Exercise requirements | Without changing a character, return the entries, but not the images they hold.

The input |
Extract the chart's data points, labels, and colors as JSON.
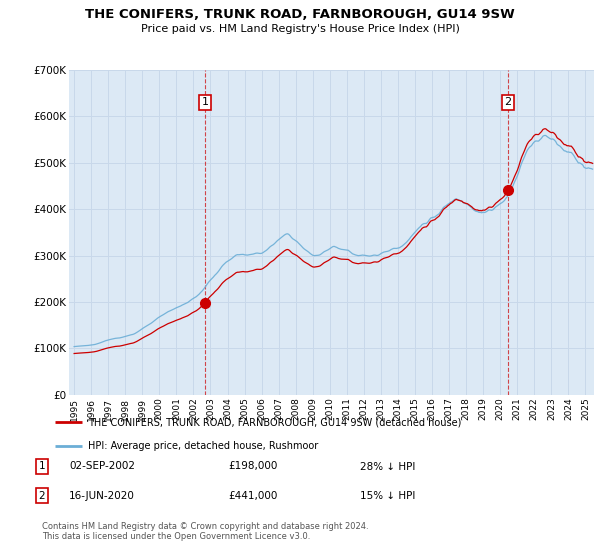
{
  "title": "THE CONIFERS, TRUNK ROAD, FARNBOROUGH, GU14 9SW",
  "subtitle": "Price paid vs. HM Land Registry's House Price Index (HPI)",
  "plot_bg_color": "#dce9f5",
  "grid_color": "#c8d8ea",
  "ylim": [
    0,
    700000
  ],
  "yticks": [
    0,
    100000,
    200000,
    300000,
    400000,
    500000,
    600000,
    700000
  ],
  "ytick_labels": [
    "£0",
    "£100K",
    "£200K",
    "£300K",
    "£400K",
    "£500K",
    "£600K",
    "£700K"
  ],
  "legend_line1": "THE CONIFERS, TRUNK ROAD, FARNBOROUGH, GU14 9SW (detached house)",
  "legend_line2": "HPI: Average price, detached house, Rushmoor",
  "sale1_date": "02-SEP-2002",
  "sale1_price": 198000,
  "sale1_hpi_pct": "28% ↓ HPI",
  "sale2_date": "16-JUN-2020",
  "sale2_price": 441000,
  "sale2_hpi_pct": "15% ↓ HPI",
  "footer": "Contains HM Land Registry data © Crown copyright and database right 2024.\nThis data is licensed under the Open Government Licence v3.0.",
  "hpi_color": "#6baed6",
  "property_color": "#cc0000",
  "sale1_x": 2002.67,
  "sale1_y": 198000,
  "sale2_x": 2020.46,
  "sale2_y": 441000,
  "xlim_left": 1994.7,
  "xlim_right": 2025.5,
  "xtick_years": [
    1995,
    1996,
    1997,
    1998,
    1999,
    2000,
    2001,
    2002,
    2003,
    2004,
    2005,
    2006,
    2007,
    2008,
    2009,
    2010,
    2011,
    2012,
    2013,
    2014,
    2015,
    2016,
    2017,
    2018,
    2019,
    2020,
    2021,
    2022,
    2023,
    2024,
    2025
  ]
}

Solution to the exercise |
Extract the chart's data points, labels, and colors as JSON.
{
  "title": "THE CONIFERS, TRUNK ROAD, FARNBOROUGH, GU14 9SW",
  "subtitle": "Price paid vs. HM Land Registry's House Price Index (HPI)",
  "plot_bg_color": "#dce9f5",
  "grid_color": "#c8d8ea",
  "ylim": [
    0,
    700000
  ],
  "yticks": [
    0,
    100000,
    200000,
    300000,
    400000,
    500000,
    600000,
    700000
  ],
  "ytick_labels": [
    "£0",
    "£100K",
    "£200K",
    "£300K",
    "£400K",
    "£500K",
    "£600K",
    "£700K"
  ],
  "legend_line1": "THE CONIFERS, TRUNK ROAD, FARNBOROUGH, GU14 9SW (detached house)",
  "legend_line2": "HPI: Average price, detached house, Rushmoor",
  "sale1_date": "02-SEP-2002",
  "sale1_price": 198000,
  "sale1_hpi_pct": "28% ↓ HPI",
  "sale2_date": "16-JUN-2020",
  "sale2_price": 441000,
  "sale2_hpi_pct": "15% ↓ HPI",
  "footer": "Contains HM Land Registry data © Crown copyright and database right 2024.\nThis data is licensed under the Open Government Licence v3.0.",
  "hpi_color": "#6baed6",
  "property_color": "#cc0000",
  "sale1_x": 2002.67,
  "sale1_y": 198000,
  "sale2_x": 2020.46,
  "sale2_y": 441000,
  "xlim_left": 1994.7,
  "xlim_right": 2025.5,
  "xtick_years": [
    1995,
    1996,
    1997,
    1998,
    1999,
    2000,
    2001,
    2002,
    2003,
    2004,
    2005,
    2006,
    2007,
    2008,
    2009,
    2010,
    2011,
    2012,
    2013,
    2014,
    2015,
    2016,
    2017,
    2018,
    2019,
    2020,
    2021,
    2022,
    2023,
    2024,
    2025
  ]
}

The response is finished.